* BEGIN Supplied records *

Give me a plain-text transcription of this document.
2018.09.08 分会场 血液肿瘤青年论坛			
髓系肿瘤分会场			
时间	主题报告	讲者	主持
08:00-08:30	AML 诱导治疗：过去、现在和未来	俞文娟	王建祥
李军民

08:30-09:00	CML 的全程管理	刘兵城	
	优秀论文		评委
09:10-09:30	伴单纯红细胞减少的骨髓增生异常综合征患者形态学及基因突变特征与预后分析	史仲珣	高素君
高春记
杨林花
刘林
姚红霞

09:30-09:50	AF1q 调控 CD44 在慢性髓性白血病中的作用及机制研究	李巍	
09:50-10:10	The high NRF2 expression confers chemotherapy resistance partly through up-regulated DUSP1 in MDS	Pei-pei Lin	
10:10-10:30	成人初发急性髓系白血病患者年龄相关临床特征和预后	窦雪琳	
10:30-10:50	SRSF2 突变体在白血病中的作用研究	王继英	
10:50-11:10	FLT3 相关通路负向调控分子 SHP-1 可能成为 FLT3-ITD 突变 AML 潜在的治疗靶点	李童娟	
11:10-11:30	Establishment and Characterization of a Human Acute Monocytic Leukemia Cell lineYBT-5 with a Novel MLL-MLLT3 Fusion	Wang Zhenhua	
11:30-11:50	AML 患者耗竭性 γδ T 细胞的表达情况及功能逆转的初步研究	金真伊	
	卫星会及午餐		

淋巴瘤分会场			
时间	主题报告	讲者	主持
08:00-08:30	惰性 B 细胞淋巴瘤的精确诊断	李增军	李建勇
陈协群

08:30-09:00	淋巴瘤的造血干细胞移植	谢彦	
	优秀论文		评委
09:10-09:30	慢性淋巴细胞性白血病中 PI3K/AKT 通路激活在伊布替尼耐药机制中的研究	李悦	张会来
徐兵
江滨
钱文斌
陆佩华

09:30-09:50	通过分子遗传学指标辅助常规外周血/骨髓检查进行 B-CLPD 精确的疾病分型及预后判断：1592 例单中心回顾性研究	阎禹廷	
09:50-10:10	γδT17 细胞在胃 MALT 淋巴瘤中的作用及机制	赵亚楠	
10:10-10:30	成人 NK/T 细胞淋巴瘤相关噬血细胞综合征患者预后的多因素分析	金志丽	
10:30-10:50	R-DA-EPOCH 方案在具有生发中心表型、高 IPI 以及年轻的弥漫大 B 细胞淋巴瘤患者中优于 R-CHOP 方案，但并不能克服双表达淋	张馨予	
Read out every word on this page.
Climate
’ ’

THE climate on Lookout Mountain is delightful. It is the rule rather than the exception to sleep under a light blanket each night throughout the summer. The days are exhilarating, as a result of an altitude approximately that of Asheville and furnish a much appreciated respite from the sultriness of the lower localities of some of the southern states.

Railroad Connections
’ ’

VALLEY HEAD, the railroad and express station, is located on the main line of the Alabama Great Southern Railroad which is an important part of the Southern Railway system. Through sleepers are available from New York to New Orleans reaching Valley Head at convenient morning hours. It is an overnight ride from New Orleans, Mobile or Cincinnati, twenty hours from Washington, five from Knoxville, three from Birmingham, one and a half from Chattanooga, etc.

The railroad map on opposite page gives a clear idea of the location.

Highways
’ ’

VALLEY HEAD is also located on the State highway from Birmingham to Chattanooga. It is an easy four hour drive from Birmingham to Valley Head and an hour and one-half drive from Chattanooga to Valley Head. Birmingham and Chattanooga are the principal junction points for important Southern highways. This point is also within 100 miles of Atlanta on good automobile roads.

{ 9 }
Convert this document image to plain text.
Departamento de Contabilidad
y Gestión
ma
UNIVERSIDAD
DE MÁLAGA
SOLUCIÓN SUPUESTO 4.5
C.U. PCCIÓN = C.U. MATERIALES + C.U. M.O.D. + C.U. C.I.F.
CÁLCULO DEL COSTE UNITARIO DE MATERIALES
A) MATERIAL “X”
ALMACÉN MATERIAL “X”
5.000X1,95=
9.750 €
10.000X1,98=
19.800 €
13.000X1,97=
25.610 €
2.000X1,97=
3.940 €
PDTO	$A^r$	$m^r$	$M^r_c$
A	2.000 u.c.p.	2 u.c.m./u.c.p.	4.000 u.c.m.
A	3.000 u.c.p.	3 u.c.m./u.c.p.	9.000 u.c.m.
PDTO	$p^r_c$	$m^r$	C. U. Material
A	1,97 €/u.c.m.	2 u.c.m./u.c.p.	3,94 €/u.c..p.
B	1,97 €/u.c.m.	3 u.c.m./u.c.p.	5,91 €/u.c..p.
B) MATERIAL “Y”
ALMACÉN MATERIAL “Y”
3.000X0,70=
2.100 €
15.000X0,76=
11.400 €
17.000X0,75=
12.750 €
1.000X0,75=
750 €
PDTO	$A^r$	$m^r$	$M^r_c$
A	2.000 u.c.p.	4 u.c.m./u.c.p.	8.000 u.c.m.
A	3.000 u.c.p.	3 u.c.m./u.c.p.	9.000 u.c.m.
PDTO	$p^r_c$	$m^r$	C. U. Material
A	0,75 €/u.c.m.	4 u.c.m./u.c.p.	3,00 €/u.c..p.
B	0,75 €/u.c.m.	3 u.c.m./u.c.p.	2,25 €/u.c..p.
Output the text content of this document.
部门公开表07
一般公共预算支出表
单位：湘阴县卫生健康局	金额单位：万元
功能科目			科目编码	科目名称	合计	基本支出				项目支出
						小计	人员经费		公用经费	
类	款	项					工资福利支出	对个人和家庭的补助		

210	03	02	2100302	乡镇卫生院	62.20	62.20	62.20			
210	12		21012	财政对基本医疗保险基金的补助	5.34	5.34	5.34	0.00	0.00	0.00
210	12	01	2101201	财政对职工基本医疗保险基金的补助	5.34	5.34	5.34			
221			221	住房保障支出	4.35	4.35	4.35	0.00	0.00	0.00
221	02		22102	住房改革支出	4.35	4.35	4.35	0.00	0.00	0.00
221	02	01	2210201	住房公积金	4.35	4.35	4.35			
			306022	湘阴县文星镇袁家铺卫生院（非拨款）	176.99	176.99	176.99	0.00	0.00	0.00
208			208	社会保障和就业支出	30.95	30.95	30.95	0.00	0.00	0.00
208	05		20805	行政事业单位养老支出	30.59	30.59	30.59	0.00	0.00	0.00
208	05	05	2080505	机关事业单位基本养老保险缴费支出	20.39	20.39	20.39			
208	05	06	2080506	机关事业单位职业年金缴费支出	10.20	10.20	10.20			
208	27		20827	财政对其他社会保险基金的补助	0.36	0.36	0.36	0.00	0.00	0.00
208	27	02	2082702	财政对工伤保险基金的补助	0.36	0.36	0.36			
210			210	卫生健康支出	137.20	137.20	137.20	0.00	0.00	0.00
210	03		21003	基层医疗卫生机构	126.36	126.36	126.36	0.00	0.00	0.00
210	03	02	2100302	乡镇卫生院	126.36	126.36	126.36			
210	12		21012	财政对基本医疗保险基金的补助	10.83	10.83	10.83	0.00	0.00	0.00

* END Supplied records *

_What to do:_ Retype all the material above precisely, with no line left out.

_Correct output:_
Give me a plain-text transcription of this document.
2018.09.08 分会场 血液肿瘤青年论坛			
髓系肿瘤分会场			
时间	主题报告	讲者	主持
08:00-08:30	AML 诱导治疗：过去、现在和未来	俞文娟	王建祥
李军民

08:30-09:00	CML 的全程管理	刘兵城	
	优秀论文		评委
09:10-09:30	伴单纯红细胞减少的骨髓增生异常综合征患者形态学及基因突变特征与预后分析	史仲珣	高素君
高春记
杨林花
刘林
姚红霞

09:30-09:50	AF1q 调控 CD44 在慢性髓性白血病中的作用及机制研究	李巍	
09:50-10:10	The high NRF2 expression confers chemotherapy resistance partly through up-regulated DUSP1 in MDS	Pei-pei Lin	
10:10-10:30	成人初发急性髓系白血病患者年龄相关临床特征和预后	窦雪琳	
10:30-10:50	SRSF2 突变体在白血病中的作用研究	王继英	
10:50-11:10	FLT3 相关通路负向调控分子 SHP-1 可能成为 FLT3-ITD 突变 AML 潜在的治疗靶点	李童娟	
11:10-11:30	Establishment and Characterization of a Human Acute Monocytic Leukemia Cell lineYBT-5 with a Novel MLL-MLLT3 Fusion	Wang Zhenhua	
11:30-11:50	AML 患者耗竭性 γδ T 细胞的表达情况及功能逆转的初步研究	金真伊	
	卫星会及午餐		

淋巴瘤分会场			
时间	主题报告	讲者	主持
08:00-08:30	惰性 B 细胞淋巴瘤的精确诊断	李增军	李建勇
陈协群

08:30-09:00	淋巴瘤的造血干细胞移植	谢彦	
	优秀论文		评委
09:10-09:30	慢性淋巴细胞性白血病中 PI3K/AKT 通路激活在伊布替尼耐药机制中的研究	李悦	张会来
徐兵
江滨
钱文斌
陆佩华

09:30-09:50	通过分子遗传学指标辅助常规外周血/骨髓检查进行 B-CLPD 精确的疾病分型及预后判断：1592 例单中心回顾性研究	阎禹廷	
09:50-10:10	γδT17 细胞在胃 MALT 淋巴瘤中的作用及机制	赵亚楠	
10:10-10:30	成人 NK/T 细胞淋巴瘤相关噬血细胞综合征患者预后的多因素分析	金志丽	
10:30-10:50	R-DA-EPOCH 方案在具有生发中心表型、高 IPI 以及年轻的弥漫大 B 细胞淋巴瘤患者中优于 R-CHOP 方案，但并不能克服双表达淋	张馨予	
Read out every word on this page.
Climate
’ ’

THE climate on Lookout Mountain is delightful. It is the rule rather than the exception to sleep under a light blanket each night throughout the summer. The days are exhilarating, as a result of an altitude approximately that of Asheville and furnish a much appreciated respite from the sultriness of the lower localities of some of the southern states.

Railroad Connections
’ ’

VALLEY HEAD, the railroad and express station, is located on the main line of the Alabama Great Southern Railroad which is an important part of the Southern Railway system. Through sleepers are available from New York to New Orleans reaching Valley Head at convenient morning hours. It is an overnight ride from New Orleans, Mobile or Cincinnati, twenty hours from Washington, five from Knoxville, three from Birmingham, one and a half from Chattanooga, etc.

The railroad map on opposite page gives a clear idea of the location.

Highways
’ ’

VALLEY HEAD is also located on the State highway from Birmingham to Chattanooga. It is an easy four hour drive from Birmingham to Valley Head and an hour and one-half drive from Chattanooga to Valley Head. Birmingham and Chattanooga are the principal junction points for important Southern highways. This point is also within 100 miles of Atlanta on good automobile roads.

{ 9 }
Convert this document image to plain text.
Departamento de Contabilidad
y Gestión
ma
UNIVERSIDAD
DE MÁLAGA
SOLUCIÓN SUPUESTO 4.5
C.U. PCCIÓN = C.U. MATERIALES + C.U. M.O.D. + C.U. C.I.F.
CÁLCULO DEL COSTE UNITARIO DE MATERIALES
A) MATERIAL “X”
ALMACÉN MATERIAL “X”
5.000X1,95=
9.750 €
10.000X1,98=
19.800 €
13.000X1,97=
25.610 €
2.000X1,97=
3.940 €
PDTO	$A^r$	$m^r$	$M^r_c$
A	2.000 u.c.p.	2 u.c.m./u.c.p.	4.000 u.c.m.
A	3.000 u.c.p.	3 u.c.m./u.c.p.	9.000 u.c.m.
PDTO	$p^r_c$	$m^r$	C. U. Material
A	1,97 €/u.c.m.	2 u.c.m./u.c.p.	3,94 €/u.c..p.
B	1,97 €/u.c.m.	3 u.c.m./u.c.p.	5,91 €/u.c..p.
B) MATERIAL “Y”
ALMACÉN MATERIAL “Y”
3.000X0,70=
2.100 €
15.000X0,76=
11.400 €
17.000X0,75=
12.750 €
1.000X0,75=
750 €
PDTO	$A^r$	$m^r$	$M^r_c$
A	2.000 u.c.p.	4 u.c.m./u.c.p.	8.000 u.c.m.
A	3.000 u.c.p.	3 u.c.m./u.c.p.	9.000 u.c.m.
PDTO	$p^r_c$	$m^r$	C. U. Material
A	0,75 €/u.c.m.	4 u.c.m./u.c.p.	3,00 €/u.c..p.
B	0,75 €/u.c.m.	3 u.c.m./u.c.p.	2,25 €/u.c..p.
Output the text content of this document.
部门公开表07
一般公共预算支出表
单位：湘阴县卫生健康局	金额单位：万元
功能科目			科目编码	科目名称	合计	基本支出				项目支出
						小计	人员经费		公用经费	
类	款	项					工资福利支出	对个人和家庭的补助		

210	03	02	2100302	乡镇卫生院	62.20	62.20	62.20			
210	12		21012	财政对基本医疗保险基金的补助	5.34	5.34	5.34	0.00	0.00	0.00
210	12	01	2101201	财政对职工基本医疗保险基金的补助	5.34	5.34	5.34			
221			221	住房保障支出	4.35	4.35	4.35	0.00	0.00	0.00
221	02		22102	住房改革支出	4.35	4.35	4.35	0.00	0.00	0.00
221	02	01	2210201	住房公积金	4.35	4.35	4.35			
			306022	湘阴县文星镇袁家铺卫生院（非拨款）	176.99	176.99	176.99	0.00	0.00	0.00
208			208	社会保障和就业支出	30.95	30.95	30.95	0.00	0.00	0.00
208	05		20805	行政事业单位养老支出	30.59	30.59	30.59	0.00	0.00	0.00
208	05	05	2080505	机关事业单位基本养老保险缴费支出	20.39	20.39	20.39			
208	05	06	2080506	机关事业单位职业年金缴费支出	10.20	10.20	10.20			
208	27		20827	财政对其他社会保险基金的补助	0.36	0.36	0.36	0.00	0.00	0.00
208	27	02	2082702	财政对工伤保险基金的补助	0.36	0.36	0.36			
210			210	卫生健康支出	137.20	137.20	137.20	0.00	0.00	0.00
210	03		21003	基层医疗卫生机构	126.36	126.36	126.36	0.00	0.00	0.00
210	03	02	2100302	乡镇卫生院	126.36	126.36	126.36			
210	12		21012	财政对基本医疗保险基金的补助	10.83	10.83	10.83	0.00	0.00	0.00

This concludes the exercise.